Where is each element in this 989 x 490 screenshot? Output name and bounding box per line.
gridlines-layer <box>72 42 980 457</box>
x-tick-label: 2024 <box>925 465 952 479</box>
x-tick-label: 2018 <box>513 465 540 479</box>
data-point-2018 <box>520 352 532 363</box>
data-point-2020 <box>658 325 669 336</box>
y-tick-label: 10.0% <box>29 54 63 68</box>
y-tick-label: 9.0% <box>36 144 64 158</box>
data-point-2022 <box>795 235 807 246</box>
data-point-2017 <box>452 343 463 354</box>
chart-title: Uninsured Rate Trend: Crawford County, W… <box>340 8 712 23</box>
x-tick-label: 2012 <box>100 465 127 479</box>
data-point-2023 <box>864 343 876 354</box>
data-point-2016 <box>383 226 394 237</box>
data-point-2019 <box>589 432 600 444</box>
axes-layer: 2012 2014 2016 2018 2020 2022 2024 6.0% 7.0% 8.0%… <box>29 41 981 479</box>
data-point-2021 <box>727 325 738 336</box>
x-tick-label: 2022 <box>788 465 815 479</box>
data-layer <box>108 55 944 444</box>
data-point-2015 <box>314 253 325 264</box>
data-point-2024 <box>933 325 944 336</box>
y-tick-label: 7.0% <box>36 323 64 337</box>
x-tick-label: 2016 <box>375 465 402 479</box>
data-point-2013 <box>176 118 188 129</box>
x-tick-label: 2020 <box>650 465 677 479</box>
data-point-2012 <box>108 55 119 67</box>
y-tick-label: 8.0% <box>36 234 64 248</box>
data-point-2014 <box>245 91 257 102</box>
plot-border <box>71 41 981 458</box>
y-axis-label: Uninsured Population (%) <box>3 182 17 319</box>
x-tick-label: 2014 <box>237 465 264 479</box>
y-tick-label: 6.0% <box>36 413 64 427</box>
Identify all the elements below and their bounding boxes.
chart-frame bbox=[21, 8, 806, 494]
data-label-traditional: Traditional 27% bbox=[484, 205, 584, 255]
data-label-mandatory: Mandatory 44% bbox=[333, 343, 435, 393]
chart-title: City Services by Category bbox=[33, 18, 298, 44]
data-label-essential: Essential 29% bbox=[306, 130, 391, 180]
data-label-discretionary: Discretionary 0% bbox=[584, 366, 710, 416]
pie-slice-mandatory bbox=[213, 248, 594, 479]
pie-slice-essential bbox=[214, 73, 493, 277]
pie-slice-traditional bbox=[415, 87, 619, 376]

-- STATED GOAL --
Extract the entries from the very first line through the line that contains "chart-title: Uninsured Rate", including both ends, and reproduce them verbatim.

-- RESULT OF THE TASK --
Where is each element in this 989 x 490 screenshot? Output name and bounding box per line.
gridlines-layer <box>72 42 980 457</box>
x-tick-label: 2024 <box>925 465 952 479</box>
x-tick-label: 2018 <box>513 465 540 479</box>
data-point-2018 <box>520 352 532 363</box>
data-point-2020 <box>658 325 669 336</box>
y-tick-label: 10.0% <box>29 54 63 68</box>
y-tick-label: 9.0% <box>36 144 64 158</box>
data-point-2022 <box>795 235 807 246</box>
data-point-2017 <box>452 343 463 354</box>
chart-title: Uninsured Rate Trend: Crawford County, W… <box>340 8 712 23</box>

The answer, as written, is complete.